─── Supplied material
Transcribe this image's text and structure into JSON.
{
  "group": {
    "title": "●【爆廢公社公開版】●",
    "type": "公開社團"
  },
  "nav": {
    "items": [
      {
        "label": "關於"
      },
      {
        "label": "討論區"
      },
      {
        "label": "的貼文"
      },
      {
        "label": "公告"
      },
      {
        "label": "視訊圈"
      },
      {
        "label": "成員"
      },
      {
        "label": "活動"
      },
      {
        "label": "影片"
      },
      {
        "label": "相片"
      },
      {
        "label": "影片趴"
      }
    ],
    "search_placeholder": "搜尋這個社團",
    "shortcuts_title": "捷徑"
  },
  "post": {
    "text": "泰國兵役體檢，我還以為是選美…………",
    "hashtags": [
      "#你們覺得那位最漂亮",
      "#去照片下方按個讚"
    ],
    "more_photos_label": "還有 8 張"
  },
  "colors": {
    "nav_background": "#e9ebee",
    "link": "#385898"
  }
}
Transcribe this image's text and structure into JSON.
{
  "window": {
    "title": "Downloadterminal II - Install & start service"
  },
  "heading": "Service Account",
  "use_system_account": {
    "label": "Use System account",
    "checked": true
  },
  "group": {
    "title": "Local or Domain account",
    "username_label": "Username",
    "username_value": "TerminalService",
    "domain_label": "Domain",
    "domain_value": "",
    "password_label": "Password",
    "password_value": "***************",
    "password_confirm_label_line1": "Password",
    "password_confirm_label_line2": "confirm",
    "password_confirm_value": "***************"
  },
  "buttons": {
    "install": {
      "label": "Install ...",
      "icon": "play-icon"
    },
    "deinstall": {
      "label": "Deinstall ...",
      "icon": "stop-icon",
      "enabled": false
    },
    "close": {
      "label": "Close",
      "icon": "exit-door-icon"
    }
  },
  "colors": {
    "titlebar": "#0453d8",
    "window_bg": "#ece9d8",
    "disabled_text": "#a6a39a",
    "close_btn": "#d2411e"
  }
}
──────
Your task:
Reproduce the listing above word for word.

Exercise answer:
Transcribe this image's text and structure into JSON.
{
  "group": {
    "title": "●【爆廢公社公開版】●",
    "type": "公開社團"
  },
  "nav": {
    "items": [
      {
        "label": "關於"
      },
      {
        "label": "討論區"
      },
      {
        "label": "的貼文"
      },
      {
        "label": "公告"
      },
      {
        "label": "視訊圈"
      },
      {
        "label": "成員"
      },
      {
        "label": "活動"
      },
      {
        "label": "影片"
      },
      {
        "label": "相片"
      },
      {
        "label": "影片趴"
      }
    ],
    "search_placeholder": "搜尋這個社團",
    "shortcuts_title": "捷徑"
  },
  "post": {
    "text": "泰國兵役體檢，我還以為是選美…………",
    "hashtags": [
      "#你們覺得那位最漂亮",
      "#去照片下方按個讚"
    ],
    "more_photos_label": "還有 8 張"
  },
  "colors": {
    "nav_background": "#e9ebee",
    "link": "#385898"
  }
}
Transcribe this image's text and structure into JSON.
{
  "window": {
    "title": "Downloadterminal II - Install & start service"
  },
  "heading": "Service Account",
  "use_system_account": {
    "label": "Use System account",
    "checked": true
  },
  "group": {
    "title": "Local or Domain account",
    "username_label": "Username",
    "username_value": "TerminalService",
    "domain_label": "Domain",
    "domain_value": "",
    "password_label": "Password",
    "password_value": "***************",
    "password_confirm_label_line1": "Password",
    "password_confirm_label_line2": "confirm",
    "password_confirm_value": "***************"
  },
  "buttons": {
    "install": {
      "label": "Install ...",
      "icon": "play-icon"
    },
    "deinstall": {
      "label": "Deinstall ...",
      "icon": "stop-icon",
      "enabled": false
    },
    "close": {
      "label": "Close",
      "icon": "exit-door-icon"
    }
  },
  "colors": {
    "titlebar": "#0453d8",
    "window_bg": "#ece9d8",
    "disabled_text": "#a6a39a",
    "close_btn": "#d2411e"
  }
}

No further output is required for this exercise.